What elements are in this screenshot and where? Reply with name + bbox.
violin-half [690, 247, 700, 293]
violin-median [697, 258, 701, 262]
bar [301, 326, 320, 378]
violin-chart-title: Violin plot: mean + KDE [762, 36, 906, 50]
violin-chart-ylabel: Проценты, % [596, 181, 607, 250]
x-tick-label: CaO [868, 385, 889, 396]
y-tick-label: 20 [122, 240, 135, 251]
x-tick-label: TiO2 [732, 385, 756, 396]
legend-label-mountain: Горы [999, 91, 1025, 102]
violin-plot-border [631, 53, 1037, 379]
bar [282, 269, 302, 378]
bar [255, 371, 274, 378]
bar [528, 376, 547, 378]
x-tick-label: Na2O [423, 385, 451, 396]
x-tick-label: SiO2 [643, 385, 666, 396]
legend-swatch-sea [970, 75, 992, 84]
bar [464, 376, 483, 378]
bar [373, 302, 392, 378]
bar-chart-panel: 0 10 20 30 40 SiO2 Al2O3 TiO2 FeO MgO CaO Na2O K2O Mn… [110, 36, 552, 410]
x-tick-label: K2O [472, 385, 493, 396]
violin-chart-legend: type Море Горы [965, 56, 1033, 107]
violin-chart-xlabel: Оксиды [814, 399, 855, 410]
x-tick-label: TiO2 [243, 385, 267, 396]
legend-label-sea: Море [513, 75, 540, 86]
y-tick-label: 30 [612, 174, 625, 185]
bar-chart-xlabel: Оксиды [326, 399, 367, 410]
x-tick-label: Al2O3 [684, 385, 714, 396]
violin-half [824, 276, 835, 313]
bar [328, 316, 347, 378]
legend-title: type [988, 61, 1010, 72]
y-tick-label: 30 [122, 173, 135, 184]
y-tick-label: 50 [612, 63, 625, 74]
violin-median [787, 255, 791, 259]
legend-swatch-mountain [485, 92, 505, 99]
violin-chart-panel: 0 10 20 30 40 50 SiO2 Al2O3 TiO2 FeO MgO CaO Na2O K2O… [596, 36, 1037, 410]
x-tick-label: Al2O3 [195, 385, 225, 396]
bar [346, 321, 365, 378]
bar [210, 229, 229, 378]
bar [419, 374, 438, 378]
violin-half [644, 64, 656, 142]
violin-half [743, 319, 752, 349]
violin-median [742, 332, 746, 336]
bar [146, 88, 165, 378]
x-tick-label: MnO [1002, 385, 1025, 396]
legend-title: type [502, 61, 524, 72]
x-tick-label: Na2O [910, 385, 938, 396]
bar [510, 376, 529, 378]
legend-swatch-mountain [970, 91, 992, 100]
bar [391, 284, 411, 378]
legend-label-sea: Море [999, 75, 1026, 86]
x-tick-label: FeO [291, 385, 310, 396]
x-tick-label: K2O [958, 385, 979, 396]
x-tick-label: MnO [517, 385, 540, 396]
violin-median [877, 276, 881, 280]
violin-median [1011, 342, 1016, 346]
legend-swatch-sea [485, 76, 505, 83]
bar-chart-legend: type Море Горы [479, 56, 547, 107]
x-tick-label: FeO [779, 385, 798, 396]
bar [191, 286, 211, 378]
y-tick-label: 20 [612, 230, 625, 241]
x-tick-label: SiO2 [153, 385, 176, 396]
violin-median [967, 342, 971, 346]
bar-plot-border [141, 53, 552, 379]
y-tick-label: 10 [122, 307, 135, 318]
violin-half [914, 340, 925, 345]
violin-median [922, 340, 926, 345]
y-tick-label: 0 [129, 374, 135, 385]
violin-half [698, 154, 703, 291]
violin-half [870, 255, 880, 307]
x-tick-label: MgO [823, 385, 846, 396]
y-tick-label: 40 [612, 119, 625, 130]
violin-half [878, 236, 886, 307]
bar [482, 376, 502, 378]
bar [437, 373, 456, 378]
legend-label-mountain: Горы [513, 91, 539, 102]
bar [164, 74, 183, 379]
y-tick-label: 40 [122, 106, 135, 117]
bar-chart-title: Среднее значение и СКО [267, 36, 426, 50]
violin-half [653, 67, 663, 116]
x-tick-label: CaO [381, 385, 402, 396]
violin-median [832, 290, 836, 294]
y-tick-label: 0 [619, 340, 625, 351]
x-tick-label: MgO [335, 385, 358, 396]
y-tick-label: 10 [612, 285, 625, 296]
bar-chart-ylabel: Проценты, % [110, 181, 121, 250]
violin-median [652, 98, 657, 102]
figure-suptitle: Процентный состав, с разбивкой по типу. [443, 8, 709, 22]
====
Rewrite the items from the start through the line containing "bar [373, 302, 392, 378]", renaming "x-tick-label" to "x-axis-label" and leaving everything else unchanged.

- [Exercise output]
What elements are in this screenshot and where? Reply with name + bbox.
violin-half [690, 247, 700, 293]
violin-median [697, 258, 701, 262]
bar [301, 326, 320, 378]
violin-chart-title: Violin plot: mean + KDE [762, 36, 906, 50]
violin-chart-ylabel: Проценты, % [596, 181, 607, 250]
x-axis-label: CaO [868, 385, 889, 396]
y-tick-label: 20 [122, 240, 135, 251]
x-axis-label: TiO2 [732, 385, 756, 396]
legend-label-mountain: Горы [999, 91, 1025, 102]
violin-plot-border [631, 53, 1037, 379]
bar [282, 269, 302, 378]
bar [255, 371, 274, 378]
bar [528, 376, 547, 378]
x-axis-label: Na2O [423, 385, 451, 396]
x-axis-label: SiO2 [643, 385, 666, 396]
legend-swatch-sea [970, 75, 992, 84]
bar [464, 376, 483, 378]
bar [373, 302, 392, 378]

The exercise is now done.